### EXERCISE BRIEF
Spot each line that carries the word "SHARE"; copy those lines.

::::::::

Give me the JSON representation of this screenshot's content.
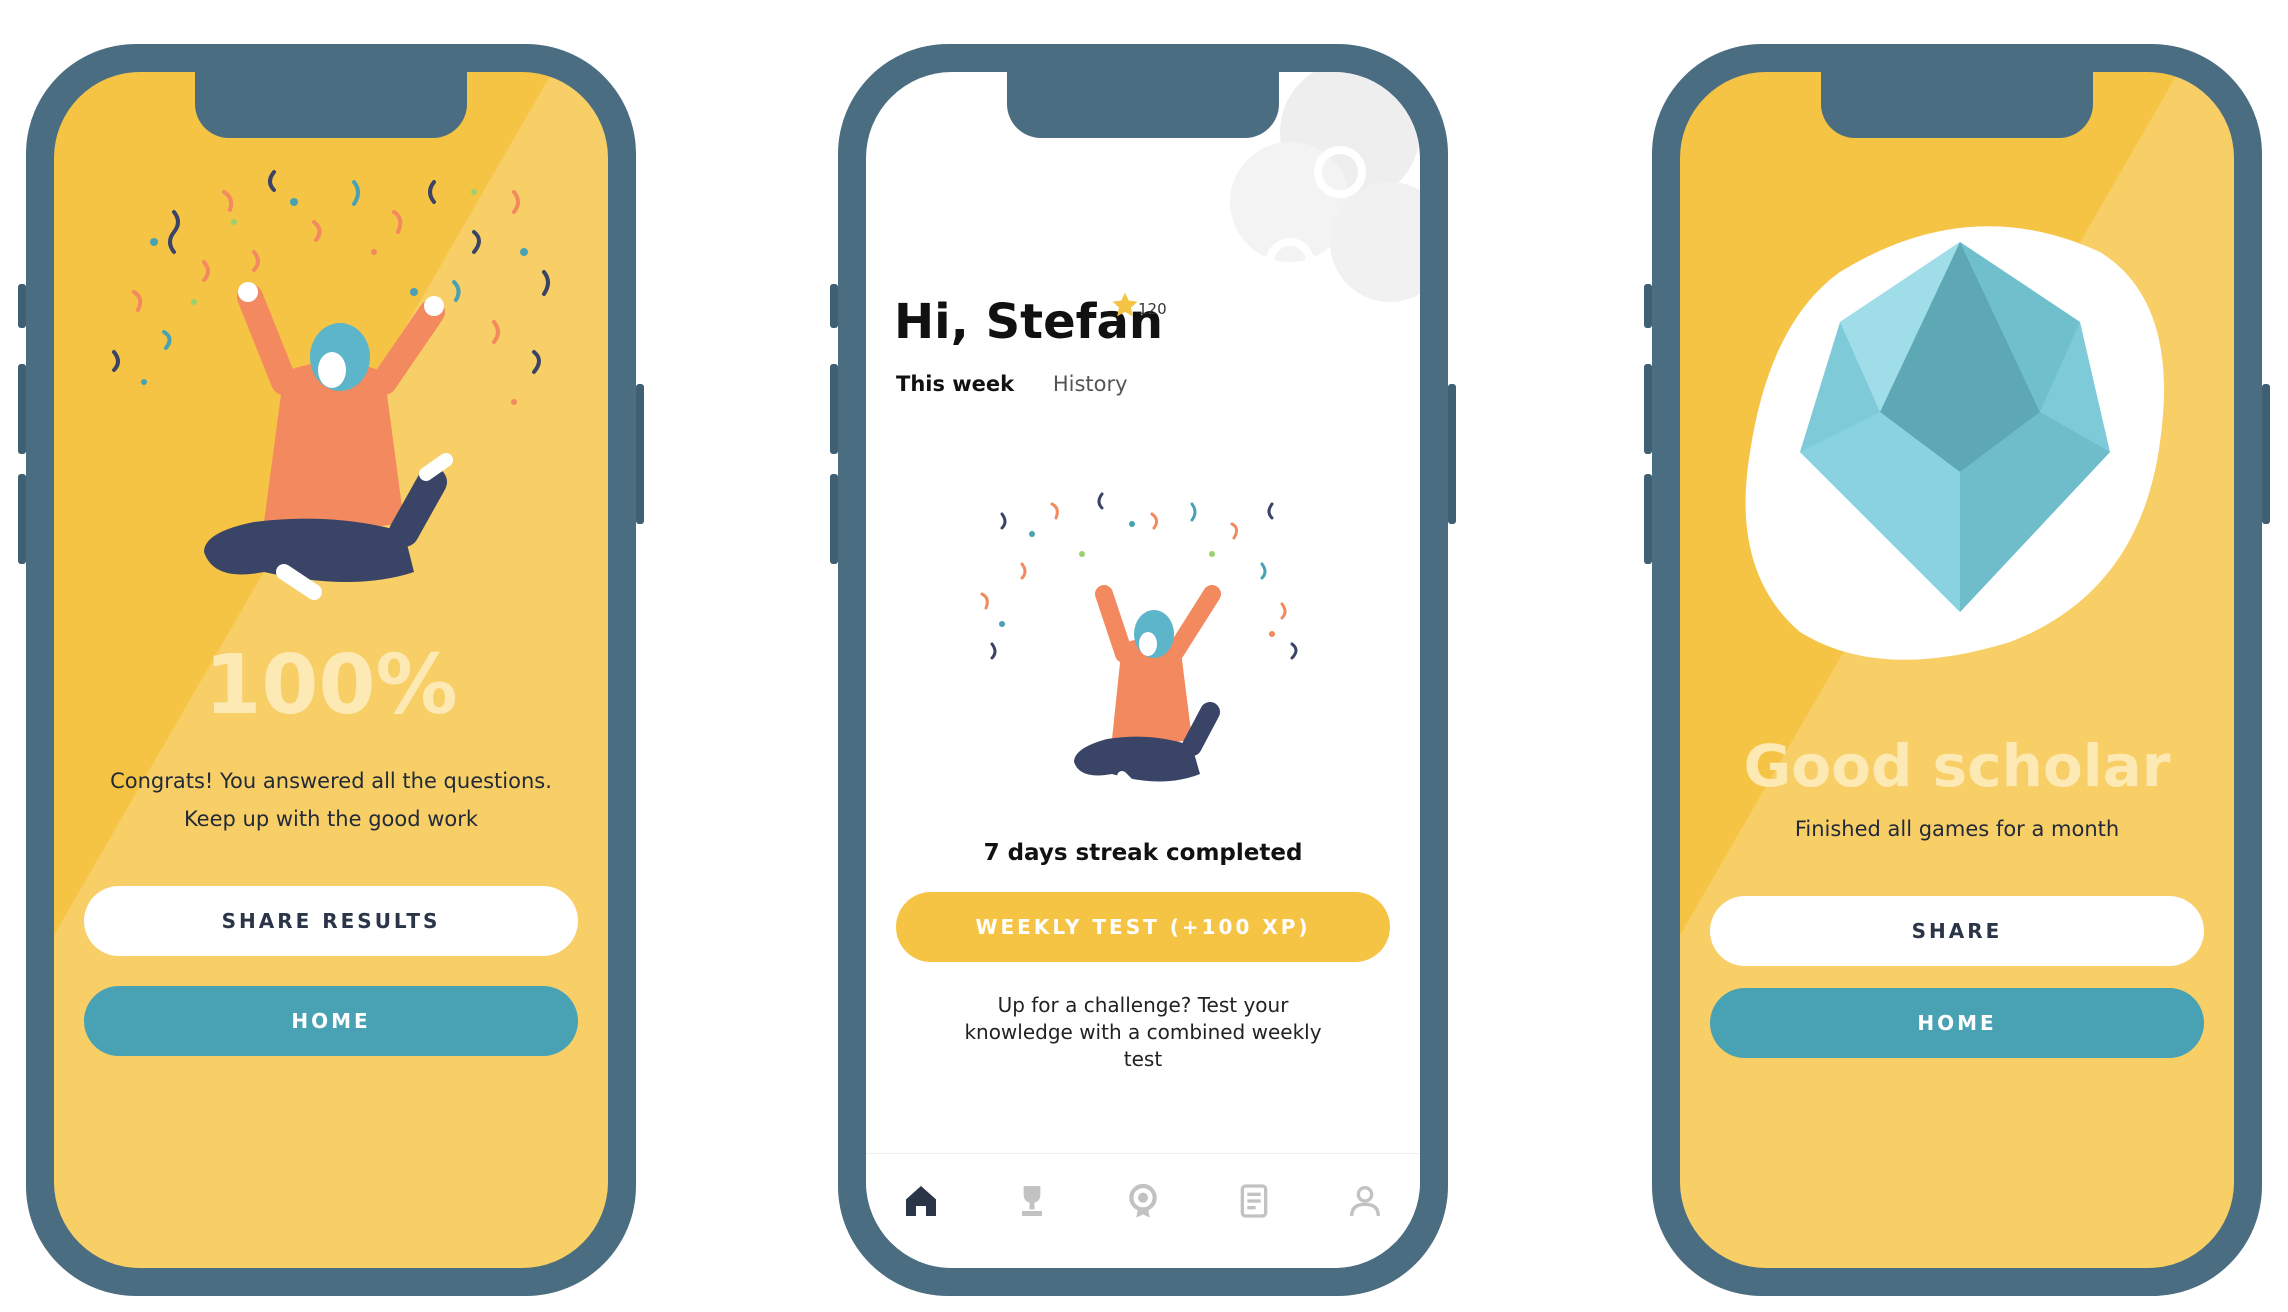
{
  "phone1": {
    "percent": "100%",
    "message_line1": "Congrats! You answered all the questions.",
    "message_line2": "Keep up with the good work",
    "share_label": "SHARE RESULTS",
    "home_label": "HOME"
  },
  "phone2": {
    "greeting": "Hi, Stefan",
    "xp_points": "120",
    "tabs": [
      {
        "label": "This week",
        "active": true
      },
      {
        "label": "History",
        "active": false
      }
    ],
    "streak_text": "7 days streak completed",
    "weekly_test_label": "WEEKLY TEST (+100 XP)",
    "challenge_text": "Up for a challenge? Test your knowledge with a combined weekly test",
    "nav_items": [
      "home-icon",
      "trophy-icon",
      "badge-icon",
      "document-icon",
      "profile-icon"
    ]
  },
  "phone3": {
    "title": "Good scholar",
    "subtitle": "Finished all games for a month",
    "share_label": "SHARE",
    "home_label": "HOME"
  },
  "colors": {
    "frame": "#4b6d81",
    "yellow": "#f6c445",
    "teal": "#48a2b3",
    "orange": "#f3895f",
    "navy": "#3a4466",
    "gem": "#7ecad8"
  }
}
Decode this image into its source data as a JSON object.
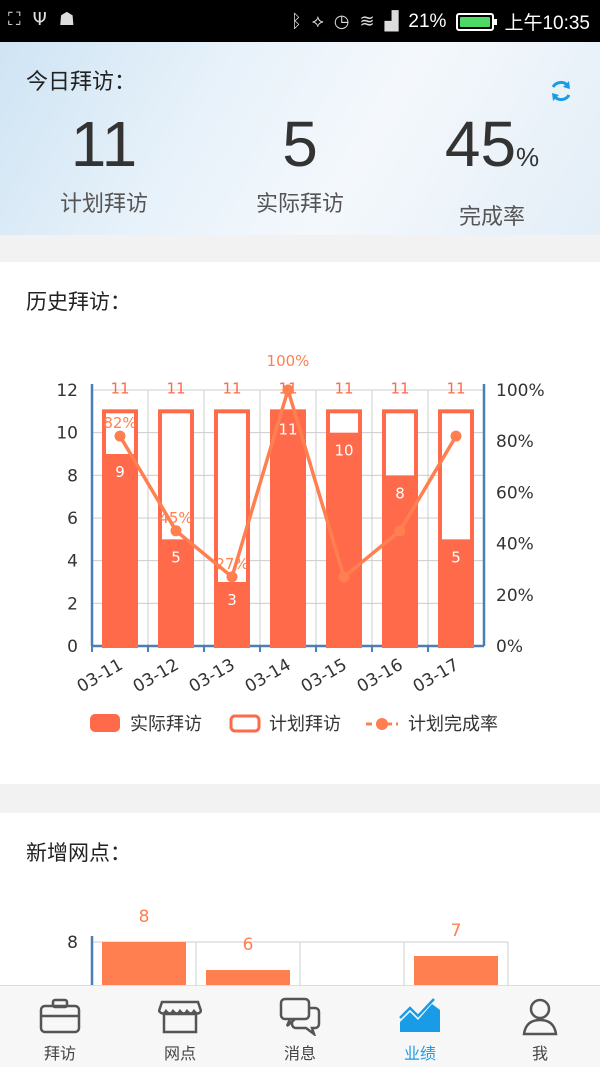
{
  "status": {
    "battery": "21%",
    "time": "上午10:35"
  },
  "today": {
    "title": "今日拜访：",
    "stats": [
      {
        "value": "11",
        "unit": "",
        "label": "计划拜访"
      },
      {
        "value": "5",
        "unit": "",
        "label": "实际拜访"
      },
      {
        "value": "45",
        "unit": "%",
        "label": "完成率"
      }
    ]
  },
  "history": {
    "title": "历史拜访："
  },
  "chart_data": [
    {
      "type": "bar",
      "title": "",
      "categories": [
        "03-11",
        "03-12",
        "03-13",
        "03-14",
        "03-15",
        "03-16",
        "03-17"
      ],
      "series": [
        {
          "name": "实际拜访",
          "type": "bar",
          "values": [
            9,
            5,
            3,
            11,
            10,
            8,
            5
          ],
          "color": "#ff6a4a"
        },
        {
          "name": "计划拜访",
          "type": "bar",
          "values": [
            11,
            11,
            11,
            11,
            11,
            11,
            11
          ],
          "color": "#ff6a4a"
        },
        {
          "name": "计划完成率",
          "type": "line",
          "values": [
            82,
            45,
            27,
            100,
            27,
            45,
            82
          ],
          "color": "#ff7f50"
        }
      ],
      "point_labels": [
        "82%",
        "45%",
        "27%",
        "100%",
        "",
        "",
        ""
      ],
      "left_axis": {
        "ticks": [
          "0",
          "2",
          "4",
          "6",
          "8",
          "10",
          "12"
        ],
        "ylim": [
          0,
          12
        ]
      },
      "right_axis": {
        "ticks": [
          "0%",
          "20%",
          "40%",
          "60%",
          "80%",
          "100%"
        ],
        "ylim": [
          0,
          100
        ]
      },
      "legend": "bottom"
    },
    {
      "type": "bar",
      "categories": [
        "",
        "",
        "",
        ""
      ],
      "values": [
        8,
        6,
        null,
        7
      ],
      "value_labels": [
        "8",
        "6",
        "",
        "7"
      ],
      "ytick_visible": "8",
      "color": "#ff7f50"
    }
  ],
  "newOutlets": {
    "title": "新增网点："
  },
  "nav": [
    {
      "label": "拜访",
      "icon": "briefcase-icon"
    },
    {
      "label": "网点",
      "icon": "store-icon"
    },
    {
      "label": "消息",
      "icon": "chat-icon"
    },
    {
      "label": "业绩",
      "icon": "chart-icon",
      "active": true
    },
    {
      "label": "我",
      "icon": "user-icon"
    }
  ],
  "colors": {
    "accent": "#ff6a4a",
    "line": "#ff7f50",
    "axis": "#4a7fb5",
    "active": "#1a9be6"
  }
}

::::::::

### CORRECT RESULT
    "share_label": "SHARE RESULTS",
    "share_label": "SHARE",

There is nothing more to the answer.